[Extracted records]
====

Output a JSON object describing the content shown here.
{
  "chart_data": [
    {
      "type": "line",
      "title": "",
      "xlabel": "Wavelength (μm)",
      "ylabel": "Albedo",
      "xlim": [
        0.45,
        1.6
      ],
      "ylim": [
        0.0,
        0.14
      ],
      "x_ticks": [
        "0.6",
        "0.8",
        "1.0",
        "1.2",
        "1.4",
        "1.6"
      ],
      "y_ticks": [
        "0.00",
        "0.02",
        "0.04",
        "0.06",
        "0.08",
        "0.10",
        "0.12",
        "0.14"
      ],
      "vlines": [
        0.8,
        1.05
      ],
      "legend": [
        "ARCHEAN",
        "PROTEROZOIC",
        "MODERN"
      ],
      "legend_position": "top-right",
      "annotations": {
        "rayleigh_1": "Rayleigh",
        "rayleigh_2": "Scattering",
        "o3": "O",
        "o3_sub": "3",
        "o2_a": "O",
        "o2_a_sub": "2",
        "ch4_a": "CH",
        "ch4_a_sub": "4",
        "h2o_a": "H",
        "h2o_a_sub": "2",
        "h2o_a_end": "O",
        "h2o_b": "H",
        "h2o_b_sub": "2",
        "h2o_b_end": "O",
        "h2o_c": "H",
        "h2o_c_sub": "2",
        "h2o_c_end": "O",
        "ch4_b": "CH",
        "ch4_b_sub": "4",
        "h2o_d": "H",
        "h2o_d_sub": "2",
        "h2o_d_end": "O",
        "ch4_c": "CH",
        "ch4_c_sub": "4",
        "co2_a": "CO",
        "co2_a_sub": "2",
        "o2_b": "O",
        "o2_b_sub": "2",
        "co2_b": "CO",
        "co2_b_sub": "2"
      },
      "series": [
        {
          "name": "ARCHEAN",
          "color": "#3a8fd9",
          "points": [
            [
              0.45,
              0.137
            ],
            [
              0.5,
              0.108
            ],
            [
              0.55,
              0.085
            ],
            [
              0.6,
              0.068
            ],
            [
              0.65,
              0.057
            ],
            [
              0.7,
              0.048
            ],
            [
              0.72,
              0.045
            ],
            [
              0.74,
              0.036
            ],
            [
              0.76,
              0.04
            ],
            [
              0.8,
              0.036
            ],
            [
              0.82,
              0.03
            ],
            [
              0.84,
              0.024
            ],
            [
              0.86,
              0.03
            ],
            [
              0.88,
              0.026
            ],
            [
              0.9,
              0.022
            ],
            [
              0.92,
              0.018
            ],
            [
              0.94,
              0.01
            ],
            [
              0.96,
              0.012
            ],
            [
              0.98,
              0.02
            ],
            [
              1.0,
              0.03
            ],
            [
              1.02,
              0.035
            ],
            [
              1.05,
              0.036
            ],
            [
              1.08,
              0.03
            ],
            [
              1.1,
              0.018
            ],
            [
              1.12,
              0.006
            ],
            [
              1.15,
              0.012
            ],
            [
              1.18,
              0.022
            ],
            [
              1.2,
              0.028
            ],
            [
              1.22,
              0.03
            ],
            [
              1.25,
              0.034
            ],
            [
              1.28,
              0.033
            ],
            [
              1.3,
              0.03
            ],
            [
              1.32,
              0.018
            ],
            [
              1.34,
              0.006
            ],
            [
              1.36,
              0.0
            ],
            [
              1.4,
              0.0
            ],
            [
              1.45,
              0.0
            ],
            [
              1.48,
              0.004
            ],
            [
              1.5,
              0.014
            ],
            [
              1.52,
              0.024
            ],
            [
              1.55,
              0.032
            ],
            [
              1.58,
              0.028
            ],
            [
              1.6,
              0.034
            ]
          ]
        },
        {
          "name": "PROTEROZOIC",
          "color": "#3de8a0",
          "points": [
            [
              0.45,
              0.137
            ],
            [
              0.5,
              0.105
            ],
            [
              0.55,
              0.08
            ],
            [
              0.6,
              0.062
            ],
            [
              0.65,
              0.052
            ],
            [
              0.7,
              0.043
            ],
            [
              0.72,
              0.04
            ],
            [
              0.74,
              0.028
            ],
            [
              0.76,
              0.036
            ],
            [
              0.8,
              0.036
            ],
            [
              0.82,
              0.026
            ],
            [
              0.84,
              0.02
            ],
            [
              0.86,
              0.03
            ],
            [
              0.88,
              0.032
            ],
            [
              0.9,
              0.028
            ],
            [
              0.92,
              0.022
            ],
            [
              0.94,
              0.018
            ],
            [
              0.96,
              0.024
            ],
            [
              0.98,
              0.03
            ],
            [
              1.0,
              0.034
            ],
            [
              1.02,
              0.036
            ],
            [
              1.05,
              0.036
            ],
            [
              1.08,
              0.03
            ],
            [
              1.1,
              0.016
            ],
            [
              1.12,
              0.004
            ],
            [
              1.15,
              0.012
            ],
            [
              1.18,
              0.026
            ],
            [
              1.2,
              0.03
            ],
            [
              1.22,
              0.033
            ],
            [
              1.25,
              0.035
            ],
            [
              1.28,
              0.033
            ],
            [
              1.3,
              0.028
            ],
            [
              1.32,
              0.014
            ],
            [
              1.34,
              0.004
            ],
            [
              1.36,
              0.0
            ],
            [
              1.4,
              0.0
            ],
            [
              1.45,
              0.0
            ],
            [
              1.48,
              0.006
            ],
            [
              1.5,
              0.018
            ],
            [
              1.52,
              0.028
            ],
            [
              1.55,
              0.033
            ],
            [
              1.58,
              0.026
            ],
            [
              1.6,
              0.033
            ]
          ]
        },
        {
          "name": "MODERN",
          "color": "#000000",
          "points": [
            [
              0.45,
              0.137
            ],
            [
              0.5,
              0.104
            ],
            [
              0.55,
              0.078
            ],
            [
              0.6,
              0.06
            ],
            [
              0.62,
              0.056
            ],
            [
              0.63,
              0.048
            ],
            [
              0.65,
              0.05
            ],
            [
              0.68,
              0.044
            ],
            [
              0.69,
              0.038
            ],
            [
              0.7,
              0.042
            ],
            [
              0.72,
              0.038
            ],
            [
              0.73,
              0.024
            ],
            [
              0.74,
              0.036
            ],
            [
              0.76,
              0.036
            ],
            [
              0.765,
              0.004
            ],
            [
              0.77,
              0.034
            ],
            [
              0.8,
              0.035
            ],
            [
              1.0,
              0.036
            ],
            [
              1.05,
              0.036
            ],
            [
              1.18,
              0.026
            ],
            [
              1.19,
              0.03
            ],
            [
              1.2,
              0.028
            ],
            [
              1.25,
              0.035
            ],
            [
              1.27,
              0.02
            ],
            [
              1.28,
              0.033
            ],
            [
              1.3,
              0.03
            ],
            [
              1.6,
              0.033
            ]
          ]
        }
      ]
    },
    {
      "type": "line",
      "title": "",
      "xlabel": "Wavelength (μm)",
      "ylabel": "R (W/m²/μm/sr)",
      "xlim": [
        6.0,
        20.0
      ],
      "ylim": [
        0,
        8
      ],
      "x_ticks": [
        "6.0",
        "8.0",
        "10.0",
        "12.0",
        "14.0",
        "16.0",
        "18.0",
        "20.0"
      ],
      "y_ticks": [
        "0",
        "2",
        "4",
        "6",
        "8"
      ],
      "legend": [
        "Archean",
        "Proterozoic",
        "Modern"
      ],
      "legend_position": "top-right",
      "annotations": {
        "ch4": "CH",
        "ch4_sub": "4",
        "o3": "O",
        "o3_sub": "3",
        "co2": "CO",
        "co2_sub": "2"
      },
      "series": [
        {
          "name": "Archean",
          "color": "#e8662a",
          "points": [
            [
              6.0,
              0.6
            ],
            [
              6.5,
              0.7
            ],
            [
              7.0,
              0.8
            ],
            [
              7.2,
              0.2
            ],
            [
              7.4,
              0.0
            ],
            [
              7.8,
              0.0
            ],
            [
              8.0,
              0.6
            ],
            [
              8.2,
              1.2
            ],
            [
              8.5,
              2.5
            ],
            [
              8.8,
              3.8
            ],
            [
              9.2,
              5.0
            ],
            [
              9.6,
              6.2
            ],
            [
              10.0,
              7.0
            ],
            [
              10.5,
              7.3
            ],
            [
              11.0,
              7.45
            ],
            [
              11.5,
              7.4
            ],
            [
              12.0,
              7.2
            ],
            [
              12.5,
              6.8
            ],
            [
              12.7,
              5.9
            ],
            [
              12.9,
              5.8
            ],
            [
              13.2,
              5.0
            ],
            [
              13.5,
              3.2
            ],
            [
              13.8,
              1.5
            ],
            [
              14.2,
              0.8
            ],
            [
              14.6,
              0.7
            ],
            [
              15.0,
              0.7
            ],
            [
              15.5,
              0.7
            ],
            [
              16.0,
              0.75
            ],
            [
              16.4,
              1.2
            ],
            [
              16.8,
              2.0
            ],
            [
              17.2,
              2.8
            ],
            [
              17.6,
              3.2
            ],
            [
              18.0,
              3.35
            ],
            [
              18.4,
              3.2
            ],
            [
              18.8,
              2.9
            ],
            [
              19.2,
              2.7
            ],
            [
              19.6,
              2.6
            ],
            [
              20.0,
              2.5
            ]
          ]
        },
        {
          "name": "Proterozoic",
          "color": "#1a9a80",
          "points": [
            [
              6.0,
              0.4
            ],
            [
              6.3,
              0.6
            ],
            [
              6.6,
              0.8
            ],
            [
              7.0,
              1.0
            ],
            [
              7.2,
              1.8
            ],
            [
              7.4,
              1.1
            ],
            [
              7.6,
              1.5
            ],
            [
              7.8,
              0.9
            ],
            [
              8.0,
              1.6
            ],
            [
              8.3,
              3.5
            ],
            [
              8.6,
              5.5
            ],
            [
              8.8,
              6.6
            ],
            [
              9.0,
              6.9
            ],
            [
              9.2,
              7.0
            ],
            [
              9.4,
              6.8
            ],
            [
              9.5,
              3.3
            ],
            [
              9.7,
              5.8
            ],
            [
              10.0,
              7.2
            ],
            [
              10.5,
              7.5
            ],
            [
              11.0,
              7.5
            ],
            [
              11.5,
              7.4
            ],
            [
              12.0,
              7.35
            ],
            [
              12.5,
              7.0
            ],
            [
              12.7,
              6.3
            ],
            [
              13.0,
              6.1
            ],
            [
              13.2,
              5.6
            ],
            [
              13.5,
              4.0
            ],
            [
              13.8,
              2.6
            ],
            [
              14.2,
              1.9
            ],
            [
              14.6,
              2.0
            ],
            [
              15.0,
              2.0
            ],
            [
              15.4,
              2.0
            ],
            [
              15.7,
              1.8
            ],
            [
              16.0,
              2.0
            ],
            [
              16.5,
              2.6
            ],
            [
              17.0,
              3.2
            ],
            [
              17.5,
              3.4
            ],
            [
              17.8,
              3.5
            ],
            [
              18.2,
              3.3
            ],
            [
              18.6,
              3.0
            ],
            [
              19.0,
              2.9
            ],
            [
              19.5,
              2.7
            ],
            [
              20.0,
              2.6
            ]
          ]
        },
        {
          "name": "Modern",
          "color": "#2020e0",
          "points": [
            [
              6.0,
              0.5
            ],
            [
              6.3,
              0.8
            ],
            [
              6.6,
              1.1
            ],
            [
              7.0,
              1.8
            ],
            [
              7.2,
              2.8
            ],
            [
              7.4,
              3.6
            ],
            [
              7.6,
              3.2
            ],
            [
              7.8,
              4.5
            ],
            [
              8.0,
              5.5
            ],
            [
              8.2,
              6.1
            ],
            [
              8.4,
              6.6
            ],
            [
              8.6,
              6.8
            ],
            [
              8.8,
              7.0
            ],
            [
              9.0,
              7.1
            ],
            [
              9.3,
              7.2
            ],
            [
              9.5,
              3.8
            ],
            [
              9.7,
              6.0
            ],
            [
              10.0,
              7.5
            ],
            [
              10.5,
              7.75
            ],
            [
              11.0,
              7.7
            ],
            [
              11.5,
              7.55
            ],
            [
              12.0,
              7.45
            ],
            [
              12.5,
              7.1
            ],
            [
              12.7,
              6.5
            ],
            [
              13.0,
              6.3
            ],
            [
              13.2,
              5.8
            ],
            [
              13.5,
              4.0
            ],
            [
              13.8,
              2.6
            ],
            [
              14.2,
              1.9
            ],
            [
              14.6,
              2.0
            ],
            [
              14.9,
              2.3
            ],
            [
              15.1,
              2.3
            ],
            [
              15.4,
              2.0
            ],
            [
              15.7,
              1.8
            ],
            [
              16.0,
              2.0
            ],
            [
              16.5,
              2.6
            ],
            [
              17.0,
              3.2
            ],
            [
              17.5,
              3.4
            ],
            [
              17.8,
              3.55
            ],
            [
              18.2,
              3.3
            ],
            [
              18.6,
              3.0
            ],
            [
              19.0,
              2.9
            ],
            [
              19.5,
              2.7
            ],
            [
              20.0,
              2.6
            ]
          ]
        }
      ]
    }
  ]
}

====

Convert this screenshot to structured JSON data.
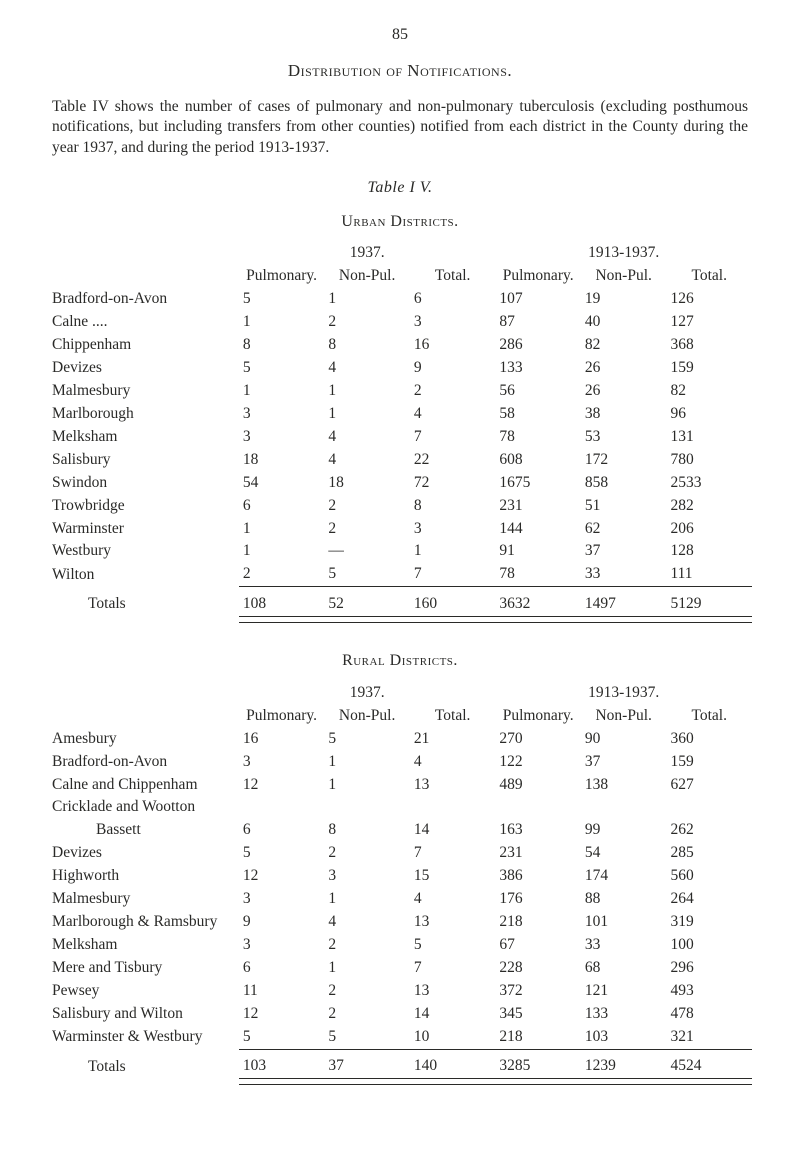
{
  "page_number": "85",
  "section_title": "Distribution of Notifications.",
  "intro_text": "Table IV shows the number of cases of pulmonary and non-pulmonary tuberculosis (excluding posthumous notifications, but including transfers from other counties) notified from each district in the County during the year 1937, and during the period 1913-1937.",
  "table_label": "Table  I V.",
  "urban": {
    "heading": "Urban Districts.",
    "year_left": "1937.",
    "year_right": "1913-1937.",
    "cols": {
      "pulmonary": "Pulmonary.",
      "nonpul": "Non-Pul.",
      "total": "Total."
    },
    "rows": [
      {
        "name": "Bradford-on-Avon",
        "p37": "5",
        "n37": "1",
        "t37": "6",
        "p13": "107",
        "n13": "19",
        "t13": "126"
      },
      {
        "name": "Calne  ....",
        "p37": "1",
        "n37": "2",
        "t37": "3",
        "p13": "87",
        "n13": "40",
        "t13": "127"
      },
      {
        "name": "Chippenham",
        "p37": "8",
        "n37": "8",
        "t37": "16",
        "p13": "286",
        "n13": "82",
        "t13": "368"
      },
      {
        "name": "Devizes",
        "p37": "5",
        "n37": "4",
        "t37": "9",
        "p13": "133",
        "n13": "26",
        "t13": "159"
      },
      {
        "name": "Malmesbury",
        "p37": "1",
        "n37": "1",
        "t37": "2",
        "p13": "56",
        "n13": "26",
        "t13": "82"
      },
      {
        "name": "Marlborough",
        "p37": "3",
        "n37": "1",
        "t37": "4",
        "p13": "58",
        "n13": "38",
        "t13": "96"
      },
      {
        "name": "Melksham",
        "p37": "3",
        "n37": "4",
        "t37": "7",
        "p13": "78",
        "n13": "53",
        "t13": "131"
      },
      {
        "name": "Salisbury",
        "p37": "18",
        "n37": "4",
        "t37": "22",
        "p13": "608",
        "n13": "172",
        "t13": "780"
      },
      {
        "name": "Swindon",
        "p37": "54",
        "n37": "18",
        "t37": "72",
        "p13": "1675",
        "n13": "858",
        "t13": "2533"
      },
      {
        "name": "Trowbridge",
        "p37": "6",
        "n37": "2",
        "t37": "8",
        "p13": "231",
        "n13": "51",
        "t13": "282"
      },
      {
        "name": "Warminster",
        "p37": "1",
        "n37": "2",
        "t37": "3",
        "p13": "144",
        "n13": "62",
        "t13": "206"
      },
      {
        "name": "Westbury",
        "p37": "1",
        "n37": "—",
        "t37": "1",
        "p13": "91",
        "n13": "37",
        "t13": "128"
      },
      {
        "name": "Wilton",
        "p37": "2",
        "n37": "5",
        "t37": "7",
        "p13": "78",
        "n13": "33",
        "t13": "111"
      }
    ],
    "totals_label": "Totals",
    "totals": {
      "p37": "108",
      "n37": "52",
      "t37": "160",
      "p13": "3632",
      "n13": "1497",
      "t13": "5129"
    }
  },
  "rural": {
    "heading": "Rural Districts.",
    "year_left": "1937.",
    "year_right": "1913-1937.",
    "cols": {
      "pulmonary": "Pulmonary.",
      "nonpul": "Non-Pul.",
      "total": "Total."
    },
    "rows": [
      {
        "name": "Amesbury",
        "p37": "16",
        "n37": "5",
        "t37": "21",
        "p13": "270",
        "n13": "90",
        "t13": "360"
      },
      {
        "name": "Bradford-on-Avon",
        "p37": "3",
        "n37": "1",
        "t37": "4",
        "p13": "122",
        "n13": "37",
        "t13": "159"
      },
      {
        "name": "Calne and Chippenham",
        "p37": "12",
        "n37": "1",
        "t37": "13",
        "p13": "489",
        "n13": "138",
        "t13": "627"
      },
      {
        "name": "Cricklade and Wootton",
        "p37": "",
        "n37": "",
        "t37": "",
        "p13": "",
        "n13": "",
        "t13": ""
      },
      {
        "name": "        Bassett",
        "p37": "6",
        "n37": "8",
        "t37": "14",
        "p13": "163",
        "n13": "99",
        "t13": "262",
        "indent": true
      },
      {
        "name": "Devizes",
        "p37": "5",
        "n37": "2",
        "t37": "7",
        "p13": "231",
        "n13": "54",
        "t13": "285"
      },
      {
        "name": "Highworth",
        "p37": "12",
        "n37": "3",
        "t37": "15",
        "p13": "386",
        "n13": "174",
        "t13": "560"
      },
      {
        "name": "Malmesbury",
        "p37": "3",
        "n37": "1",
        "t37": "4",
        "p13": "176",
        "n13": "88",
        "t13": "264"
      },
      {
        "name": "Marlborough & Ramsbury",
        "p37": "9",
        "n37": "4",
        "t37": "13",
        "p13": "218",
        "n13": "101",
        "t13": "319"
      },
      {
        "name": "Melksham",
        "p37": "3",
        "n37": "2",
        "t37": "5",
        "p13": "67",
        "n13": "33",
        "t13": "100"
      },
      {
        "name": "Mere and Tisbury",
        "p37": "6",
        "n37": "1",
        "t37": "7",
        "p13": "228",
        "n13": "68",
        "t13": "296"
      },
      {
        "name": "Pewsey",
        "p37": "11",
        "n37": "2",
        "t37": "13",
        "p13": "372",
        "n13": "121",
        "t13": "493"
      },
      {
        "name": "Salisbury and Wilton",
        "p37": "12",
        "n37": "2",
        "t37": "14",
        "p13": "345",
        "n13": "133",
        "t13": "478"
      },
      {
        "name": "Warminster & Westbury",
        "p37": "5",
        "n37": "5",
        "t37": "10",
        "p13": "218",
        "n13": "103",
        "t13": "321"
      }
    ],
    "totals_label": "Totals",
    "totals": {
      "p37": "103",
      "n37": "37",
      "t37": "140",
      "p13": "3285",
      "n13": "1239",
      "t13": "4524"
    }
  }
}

====

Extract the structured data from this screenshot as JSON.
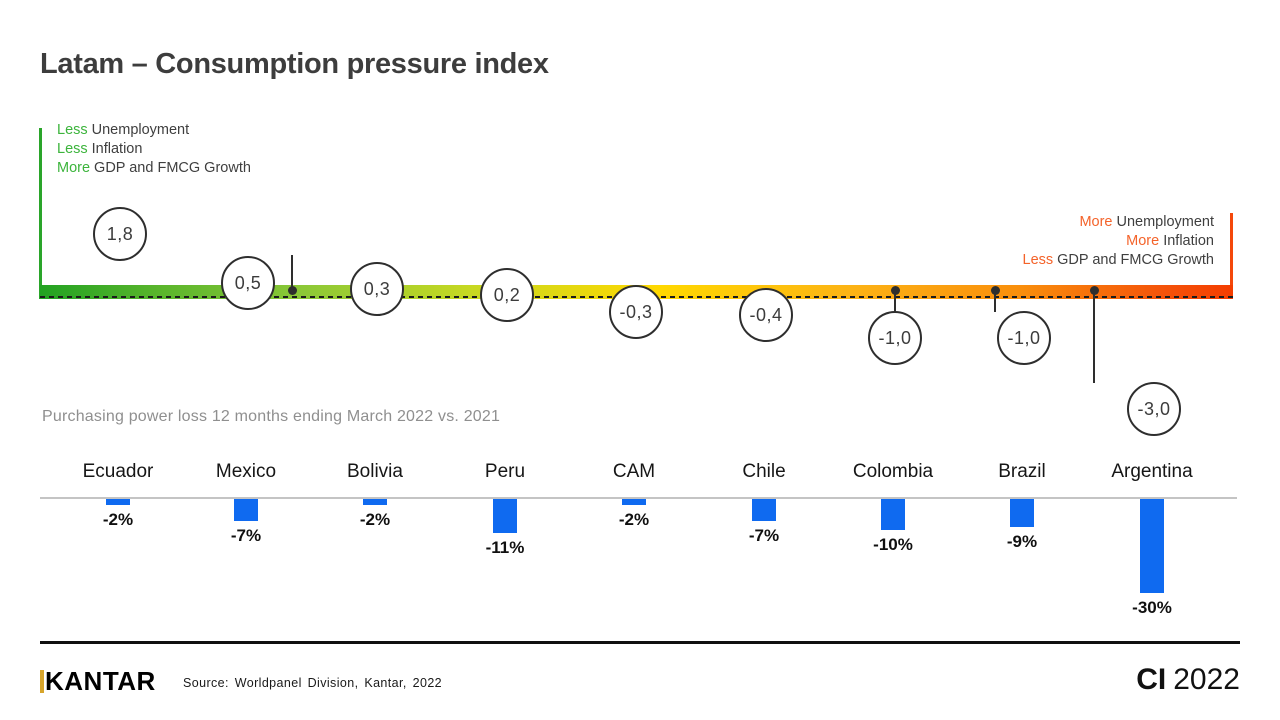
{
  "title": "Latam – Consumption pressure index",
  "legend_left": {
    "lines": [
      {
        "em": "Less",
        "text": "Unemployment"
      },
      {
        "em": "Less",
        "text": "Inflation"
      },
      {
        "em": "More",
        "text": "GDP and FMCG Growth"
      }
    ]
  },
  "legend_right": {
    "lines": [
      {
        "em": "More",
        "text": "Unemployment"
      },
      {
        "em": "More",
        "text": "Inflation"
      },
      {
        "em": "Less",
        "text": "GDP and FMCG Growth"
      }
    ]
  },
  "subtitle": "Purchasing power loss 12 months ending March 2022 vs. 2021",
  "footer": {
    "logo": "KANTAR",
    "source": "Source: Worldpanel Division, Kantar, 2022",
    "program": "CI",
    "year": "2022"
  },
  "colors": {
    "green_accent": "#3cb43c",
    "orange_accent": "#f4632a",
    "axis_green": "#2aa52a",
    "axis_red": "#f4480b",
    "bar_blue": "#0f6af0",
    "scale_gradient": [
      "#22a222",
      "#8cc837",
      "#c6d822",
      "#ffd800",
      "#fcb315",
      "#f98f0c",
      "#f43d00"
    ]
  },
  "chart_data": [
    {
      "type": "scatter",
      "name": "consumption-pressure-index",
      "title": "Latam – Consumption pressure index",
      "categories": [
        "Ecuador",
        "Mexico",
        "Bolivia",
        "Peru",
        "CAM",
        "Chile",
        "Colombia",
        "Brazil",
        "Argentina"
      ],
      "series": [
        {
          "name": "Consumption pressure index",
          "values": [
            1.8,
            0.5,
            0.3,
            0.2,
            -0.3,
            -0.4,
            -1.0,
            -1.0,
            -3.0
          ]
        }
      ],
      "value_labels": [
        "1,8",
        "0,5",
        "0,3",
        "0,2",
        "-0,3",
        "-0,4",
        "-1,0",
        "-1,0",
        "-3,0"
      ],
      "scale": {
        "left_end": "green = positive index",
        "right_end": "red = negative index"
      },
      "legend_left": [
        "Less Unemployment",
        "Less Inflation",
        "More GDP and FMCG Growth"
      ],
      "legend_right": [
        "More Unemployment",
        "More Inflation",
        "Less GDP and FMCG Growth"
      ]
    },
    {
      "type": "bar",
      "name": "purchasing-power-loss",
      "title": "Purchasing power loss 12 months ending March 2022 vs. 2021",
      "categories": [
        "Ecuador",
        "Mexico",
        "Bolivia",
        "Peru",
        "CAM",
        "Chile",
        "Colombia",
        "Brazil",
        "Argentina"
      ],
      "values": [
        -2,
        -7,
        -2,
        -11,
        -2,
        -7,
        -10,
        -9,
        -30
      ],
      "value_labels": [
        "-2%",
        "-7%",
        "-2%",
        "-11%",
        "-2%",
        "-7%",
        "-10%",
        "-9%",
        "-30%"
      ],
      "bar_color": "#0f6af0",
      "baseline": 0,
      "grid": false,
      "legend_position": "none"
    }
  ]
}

====

Check each line of the listing above for the string "screenshot", then report only how many lines have it.

2